TASK TO CARRY OUT -> Extract every line that contains the word "JSON".

(Extracted records)
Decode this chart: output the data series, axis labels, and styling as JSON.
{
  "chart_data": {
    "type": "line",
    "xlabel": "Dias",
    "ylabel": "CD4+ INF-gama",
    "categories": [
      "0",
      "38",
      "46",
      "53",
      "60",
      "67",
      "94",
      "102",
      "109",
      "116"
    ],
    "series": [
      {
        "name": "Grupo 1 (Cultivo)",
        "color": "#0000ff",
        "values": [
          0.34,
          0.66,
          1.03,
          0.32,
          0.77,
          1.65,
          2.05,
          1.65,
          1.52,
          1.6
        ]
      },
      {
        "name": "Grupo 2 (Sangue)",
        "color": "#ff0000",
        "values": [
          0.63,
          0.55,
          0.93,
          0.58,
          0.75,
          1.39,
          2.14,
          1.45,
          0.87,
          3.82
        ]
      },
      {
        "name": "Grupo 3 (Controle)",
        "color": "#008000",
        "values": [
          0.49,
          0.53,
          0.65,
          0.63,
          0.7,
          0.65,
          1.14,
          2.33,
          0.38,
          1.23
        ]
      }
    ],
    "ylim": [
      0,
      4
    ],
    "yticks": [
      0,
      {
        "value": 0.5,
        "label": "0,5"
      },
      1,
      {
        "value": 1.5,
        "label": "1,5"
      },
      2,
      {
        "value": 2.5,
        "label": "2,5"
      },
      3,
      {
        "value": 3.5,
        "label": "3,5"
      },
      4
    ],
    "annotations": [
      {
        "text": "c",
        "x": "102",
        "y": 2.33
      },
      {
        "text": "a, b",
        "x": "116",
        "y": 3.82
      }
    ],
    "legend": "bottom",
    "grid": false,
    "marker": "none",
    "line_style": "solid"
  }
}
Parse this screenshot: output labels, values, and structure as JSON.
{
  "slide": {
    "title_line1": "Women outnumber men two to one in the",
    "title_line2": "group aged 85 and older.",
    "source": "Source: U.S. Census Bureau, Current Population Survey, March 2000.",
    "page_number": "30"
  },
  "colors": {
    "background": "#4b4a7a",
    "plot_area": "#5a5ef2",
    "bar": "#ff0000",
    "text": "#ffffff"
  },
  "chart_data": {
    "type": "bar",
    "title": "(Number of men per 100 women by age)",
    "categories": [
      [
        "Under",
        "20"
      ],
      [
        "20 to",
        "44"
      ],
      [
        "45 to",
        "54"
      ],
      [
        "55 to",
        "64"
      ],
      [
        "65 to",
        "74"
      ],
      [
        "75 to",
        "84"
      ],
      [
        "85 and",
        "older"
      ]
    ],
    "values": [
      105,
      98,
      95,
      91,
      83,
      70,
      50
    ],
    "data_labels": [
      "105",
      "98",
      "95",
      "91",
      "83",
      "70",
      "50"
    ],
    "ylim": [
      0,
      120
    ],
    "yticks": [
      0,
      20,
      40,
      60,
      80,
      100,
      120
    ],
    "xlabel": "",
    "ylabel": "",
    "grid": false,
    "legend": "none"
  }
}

TASK OUTPUT ->
Decode this chart: output the data series, axis labels, and styling as JSON.
Parse this screenshot: output labels, values, and structure as JSON.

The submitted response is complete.